Pirie's 1860 popular botanical work was described as "a beautiful book for a present". It includes her own poetry and illustrations. One example of Pirie's style is in the details of the romantic story told about the mignonette, reseda odorata and how it became part of the Count Walsheim of Saxony's coat of arms. Pirie's 1864 work was dedicated to Viscount Reidhaven and in the preface she states that it is designed to "encourage and aid youth in the study of animated nature". Her first book was published by James Blackwood & Co; the second by Lewis Smith.

In life Pirie's first book was added to The Banff Literary Society's selection of periodicals in March 1862 showing how well her books were received in the local area at the time. Nowadays, Pirie's books are available across the world with 7 copies of 'Flowers, Grasses and Shrubs with Anecdotes and Poetical Illustrations in North America and 3 copies in the United Kingdom according to OCLC records; including one in Pirie's native Scotland in the National Library of Scotland in Edinburgh.
--------------------------------------------------
Exercise prompt -
Return the entire passage on Pirie's books word for word. You will not need the records.

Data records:
--------------------------------------------------
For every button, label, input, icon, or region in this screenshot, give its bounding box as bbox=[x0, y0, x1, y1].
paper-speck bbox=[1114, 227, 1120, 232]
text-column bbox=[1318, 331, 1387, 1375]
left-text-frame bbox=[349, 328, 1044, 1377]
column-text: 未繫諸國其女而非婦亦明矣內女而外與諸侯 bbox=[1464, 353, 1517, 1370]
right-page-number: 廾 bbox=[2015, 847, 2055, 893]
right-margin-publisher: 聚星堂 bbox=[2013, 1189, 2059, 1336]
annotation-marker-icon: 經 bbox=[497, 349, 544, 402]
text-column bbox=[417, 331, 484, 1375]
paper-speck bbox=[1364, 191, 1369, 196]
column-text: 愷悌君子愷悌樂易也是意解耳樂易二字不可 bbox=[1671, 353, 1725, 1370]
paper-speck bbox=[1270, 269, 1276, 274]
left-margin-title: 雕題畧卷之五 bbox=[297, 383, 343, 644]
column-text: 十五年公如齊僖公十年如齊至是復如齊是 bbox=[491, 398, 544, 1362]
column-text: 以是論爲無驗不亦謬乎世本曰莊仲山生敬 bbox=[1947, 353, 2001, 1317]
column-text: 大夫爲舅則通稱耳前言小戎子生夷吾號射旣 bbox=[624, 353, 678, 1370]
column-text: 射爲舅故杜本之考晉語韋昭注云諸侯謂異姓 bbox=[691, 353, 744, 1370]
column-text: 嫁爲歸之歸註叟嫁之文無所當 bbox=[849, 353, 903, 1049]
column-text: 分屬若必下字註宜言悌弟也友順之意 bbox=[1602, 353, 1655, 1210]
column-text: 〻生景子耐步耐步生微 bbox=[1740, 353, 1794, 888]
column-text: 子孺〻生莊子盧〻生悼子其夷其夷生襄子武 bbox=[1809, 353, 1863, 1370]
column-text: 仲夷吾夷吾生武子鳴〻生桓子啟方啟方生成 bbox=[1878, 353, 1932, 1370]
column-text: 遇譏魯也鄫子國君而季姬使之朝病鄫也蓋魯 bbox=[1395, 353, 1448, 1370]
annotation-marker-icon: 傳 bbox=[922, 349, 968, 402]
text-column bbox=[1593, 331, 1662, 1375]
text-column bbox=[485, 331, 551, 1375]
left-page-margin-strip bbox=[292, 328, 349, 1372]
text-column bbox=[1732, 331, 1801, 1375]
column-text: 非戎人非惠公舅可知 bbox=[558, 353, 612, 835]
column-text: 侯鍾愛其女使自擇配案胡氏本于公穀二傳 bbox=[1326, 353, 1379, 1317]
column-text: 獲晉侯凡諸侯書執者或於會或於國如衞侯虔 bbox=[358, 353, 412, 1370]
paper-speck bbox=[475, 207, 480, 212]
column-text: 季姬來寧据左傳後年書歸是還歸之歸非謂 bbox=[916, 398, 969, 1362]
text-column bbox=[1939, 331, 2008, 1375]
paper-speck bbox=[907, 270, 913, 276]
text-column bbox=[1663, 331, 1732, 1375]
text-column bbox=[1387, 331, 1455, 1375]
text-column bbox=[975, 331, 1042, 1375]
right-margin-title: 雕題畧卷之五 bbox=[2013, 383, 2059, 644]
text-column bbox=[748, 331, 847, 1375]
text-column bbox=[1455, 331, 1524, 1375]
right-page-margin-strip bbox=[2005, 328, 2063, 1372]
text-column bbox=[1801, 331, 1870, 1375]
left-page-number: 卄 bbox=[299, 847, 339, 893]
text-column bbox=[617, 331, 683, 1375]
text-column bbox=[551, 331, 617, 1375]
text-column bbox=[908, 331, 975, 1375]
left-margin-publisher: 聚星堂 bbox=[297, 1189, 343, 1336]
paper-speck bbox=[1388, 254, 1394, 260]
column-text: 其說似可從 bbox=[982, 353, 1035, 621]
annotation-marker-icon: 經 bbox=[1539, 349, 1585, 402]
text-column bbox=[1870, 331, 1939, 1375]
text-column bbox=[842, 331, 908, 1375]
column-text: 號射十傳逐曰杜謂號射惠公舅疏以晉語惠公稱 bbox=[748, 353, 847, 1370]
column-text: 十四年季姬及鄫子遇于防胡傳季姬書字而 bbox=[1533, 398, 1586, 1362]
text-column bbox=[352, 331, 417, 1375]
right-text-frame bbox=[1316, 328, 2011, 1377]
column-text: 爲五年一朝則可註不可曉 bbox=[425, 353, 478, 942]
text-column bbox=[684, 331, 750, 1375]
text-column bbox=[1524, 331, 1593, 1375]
--------------------------------------------------
Written response -
Pirie's 1860 popular botanical work was described as "a beautiful book for a present". It includes her own poetry and illustrations. One example of Pirie's style is in the details of the romantic story told about the mignonette, reseda odorata and how it became part of the Count Walsheim of Saxony's coat of arms. Pirie's 1864 work was dedicated to Viscount Reidhaven and in the preface she states that it is designed to "encourage and aid youth in the study of animated nature". Her first book was published by James Blackwood & Co; the second by Lewis Smith.

In life Pirie's first book was added to The Banff Literary Society's selection of periodicals in March 1862 showing how well her books were received in the local area at the time. Nowadays, Pirie's books are available across the world with 7 copies of 'Flowers, Grasses and Shrubs with Anecdotes and Poetical Illustrations in North America and 3 copies in the United Kingdom according to OCLC records; including one in Pirie's native Scotland in the National Library of Scotland in Edinburgh.